— start of Data shown —
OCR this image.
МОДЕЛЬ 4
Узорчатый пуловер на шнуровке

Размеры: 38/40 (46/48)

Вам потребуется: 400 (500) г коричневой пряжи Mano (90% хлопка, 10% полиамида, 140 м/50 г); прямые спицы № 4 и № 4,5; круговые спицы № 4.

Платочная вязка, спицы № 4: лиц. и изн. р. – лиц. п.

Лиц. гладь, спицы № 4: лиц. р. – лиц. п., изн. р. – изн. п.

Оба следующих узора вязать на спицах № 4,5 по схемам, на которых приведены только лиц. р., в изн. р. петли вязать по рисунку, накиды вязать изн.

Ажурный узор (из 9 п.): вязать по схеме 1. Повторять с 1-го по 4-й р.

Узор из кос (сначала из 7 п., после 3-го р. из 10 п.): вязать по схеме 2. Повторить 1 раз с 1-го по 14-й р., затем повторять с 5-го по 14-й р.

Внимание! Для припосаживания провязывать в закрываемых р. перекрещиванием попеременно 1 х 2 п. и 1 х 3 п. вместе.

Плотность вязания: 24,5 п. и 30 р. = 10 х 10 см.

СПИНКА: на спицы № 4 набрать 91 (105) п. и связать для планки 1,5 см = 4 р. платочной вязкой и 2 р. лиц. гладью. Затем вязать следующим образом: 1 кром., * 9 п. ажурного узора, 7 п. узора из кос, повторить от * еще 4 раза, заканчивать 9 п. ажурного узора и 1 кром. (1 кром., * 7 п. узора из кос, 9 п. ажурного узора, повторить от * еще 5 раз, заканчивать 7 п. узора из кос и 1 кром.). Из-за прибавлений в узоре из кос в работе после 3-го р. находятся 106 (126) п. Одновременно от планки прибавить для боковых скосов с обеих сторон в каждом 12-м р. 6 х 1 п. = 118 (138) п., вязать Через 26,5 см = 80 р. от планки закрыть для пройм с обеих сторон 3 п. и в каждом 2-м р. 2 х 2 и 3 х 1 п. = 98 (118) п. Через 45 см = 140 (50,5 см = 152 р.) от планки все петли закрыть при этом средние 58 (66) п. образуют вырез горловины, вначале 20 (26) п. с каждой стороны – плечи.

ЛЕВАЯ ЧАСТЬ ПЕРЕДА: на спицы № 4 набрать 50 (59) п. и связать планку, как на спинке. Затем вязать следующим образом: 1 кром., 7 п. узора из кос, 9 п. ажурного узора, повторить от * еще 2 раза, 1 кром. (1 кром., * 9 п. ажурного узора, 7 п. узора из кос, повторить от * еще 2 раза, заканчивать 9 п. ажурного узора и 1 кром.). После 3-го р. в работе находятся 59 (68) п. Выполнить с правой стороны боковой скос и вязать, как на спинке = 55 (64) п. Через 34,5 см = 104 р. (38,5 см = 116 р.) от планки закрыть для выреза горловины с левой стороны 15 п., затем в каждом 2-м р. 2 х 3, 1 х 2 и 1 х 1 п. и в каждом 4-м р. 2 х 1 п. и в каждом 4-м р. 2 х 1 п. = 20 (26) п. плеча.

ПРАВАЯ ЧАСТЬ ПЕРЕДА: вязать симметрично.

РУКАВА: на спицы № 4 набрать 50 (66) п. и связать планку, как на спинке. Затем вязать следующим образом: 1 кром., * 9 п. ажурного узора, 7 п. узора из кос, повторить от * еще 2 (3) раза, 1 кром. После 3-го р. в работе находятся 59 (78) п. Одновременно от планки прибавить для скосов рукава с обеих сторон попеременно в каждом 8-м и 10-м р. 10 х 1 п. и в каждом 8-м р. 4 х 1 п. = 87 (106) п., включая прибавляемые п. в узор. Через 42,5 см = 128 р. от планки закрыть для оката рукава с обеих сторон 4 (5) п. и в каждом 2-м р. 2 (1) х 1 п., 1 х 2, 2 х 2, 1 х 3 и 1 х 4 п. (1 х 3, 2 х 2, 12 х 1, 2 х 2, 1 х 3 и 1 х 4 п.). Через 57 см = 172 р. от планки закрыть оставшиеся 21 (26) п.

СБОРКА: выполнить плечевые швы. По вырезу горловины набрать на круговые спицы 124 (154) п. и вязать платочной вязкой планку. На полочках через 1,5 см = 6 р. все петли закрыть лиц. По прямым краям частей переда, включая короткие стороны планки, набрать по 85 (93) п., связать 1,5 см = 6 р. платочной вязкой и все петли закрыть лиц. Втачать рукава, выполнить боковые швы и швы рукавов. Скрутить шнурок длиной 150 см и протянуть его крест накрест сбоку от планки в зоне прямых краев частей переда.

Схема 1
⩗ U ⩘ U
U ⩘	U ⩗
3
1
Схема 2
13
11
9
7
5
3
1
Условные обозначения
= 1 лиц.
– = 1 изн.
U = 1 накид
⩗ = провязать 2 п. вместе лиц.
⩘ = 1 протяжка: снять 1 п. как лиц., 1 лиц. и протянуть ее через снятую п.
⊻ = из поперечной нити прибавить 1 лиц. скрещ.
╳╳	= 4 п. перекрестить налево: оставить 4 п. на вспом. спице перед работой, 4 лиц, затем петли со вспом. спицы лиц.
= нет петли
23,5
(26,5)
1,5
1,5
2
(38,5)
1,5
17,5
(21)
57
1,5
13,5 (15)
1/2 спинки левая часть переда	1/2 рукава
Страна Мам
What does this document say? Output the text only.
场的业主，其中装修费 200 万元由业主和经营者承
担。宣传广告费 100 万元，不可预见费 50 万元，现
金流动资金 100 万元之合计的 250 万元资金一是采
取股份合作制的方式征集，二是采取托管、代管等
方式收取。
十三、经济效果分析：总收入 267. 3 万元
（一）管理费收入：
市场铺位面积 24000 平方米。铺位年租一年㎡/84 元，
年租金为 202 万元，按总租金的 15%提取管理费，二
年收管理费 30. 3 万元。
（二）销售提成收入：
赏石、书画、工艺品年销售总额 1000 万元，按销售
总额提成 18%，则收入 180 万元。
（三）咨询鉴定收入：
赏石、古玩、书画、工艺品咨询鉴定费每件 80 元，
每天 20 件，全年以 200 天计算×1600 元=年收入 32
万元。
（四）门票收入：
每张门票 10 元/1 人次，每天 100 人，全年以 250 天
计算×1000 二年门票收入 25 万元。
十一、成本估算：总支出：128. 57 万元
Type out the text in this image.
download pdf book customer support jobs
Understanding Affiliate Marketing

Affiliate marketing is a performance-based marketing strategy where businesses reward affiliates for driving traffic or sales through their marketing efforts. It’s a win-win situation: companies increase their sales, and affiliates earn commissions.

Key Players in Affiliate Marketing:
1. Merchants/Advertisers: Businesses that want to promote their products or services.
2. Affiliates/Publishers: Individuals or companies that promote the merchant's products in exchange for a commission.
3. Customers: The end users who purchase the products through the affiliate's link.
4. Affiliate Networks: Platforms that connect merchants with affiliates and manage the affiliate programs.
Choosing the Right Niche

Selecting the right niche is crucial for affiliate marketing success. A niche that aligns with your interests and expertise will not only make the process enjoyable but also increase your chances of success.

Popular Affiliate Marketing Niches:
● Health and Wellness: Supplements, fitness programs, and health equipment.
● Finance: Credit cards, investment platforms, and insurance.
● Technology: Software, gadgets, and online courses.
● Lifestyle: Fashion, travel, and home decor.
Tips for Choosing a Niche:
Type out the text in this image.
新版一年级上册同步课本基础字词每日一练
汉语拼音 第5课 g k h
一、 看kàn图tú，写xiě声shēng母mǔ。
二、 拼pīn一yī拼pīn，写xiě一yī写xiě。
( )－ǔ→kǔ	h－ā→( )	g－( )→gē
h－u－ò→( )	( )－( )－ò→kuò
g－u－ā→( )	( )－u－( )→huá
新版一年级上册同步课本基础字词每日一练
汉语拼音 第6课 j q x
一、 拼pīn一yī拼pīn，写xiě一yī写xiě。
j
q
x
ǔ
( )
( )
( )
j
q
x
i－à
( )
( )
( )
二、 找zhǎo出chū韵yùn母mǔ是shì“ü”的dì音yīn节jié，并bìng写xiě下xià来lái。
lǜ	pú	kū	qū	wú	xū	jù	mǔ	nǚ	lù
— end of Data shown —
**Task**
Using the material above, report each line where "платочной" occurs.

**The solution**
СПИНКА: на спицы № 4 набрать 91 (105) п. и связать для планки 1,5 см = 4 р. платочной вязкой и 2 р. лиц. гладью. Затем вязать следующим образом: 1 кром., * 9 п. ажурного узора, 7 п. узора из кос, повторить от * еще 4 раза, заканчивать 9 п. ажурного узора и 1 кром. (1 кром., * 7 п. узора из кос, 9 п. ажурного узора, повторить от * еще 5 раз, заканчивать 7 п. узора из кос и 1 кром.). Из-за прибавлений в узоре из кос в работе после 3-го р. находятся 106 (126) п. Одновременно от планки прибавить для боковых скосов с обеих сторон в каждом 12-м р. 6 х 1 п. = 118 (138) п., вязать Через 26,5 см = 80 р. от планки закрыть для пройм с обеих сторон 3 п. и в каждом 2-м р. 2 х 2 и 3 х 1 п. = 98 (118) п. Через 45 см = 140 (50,5 см = 152 р.) от планки все петли закрыть при этом средние 58 (66) п. образуют вырез горловины, вначале 20 (26) п. с каждой стороны – плечи.
СБОРКА: выполнить плечевые швы. По вырезу горловины набрать на круговые спицы 124 (154) п. и вязать платочной вязкой планку. На полочках через 1,5 см = 6 р. все петли закрыть лиц. По прямым краям частей переда, включая короткие стороны планки, набрать по 85 (93) п., связать 1,5 см = 6 р. платочной вязкой и все петли закрыть лиц. Втачать рукава, выполнить боковые швы и швы рукавов. Скрутить шнурок длиной 150 см и протянуть его крест накрест сбоку от планки в зоне прямых краев частей переда.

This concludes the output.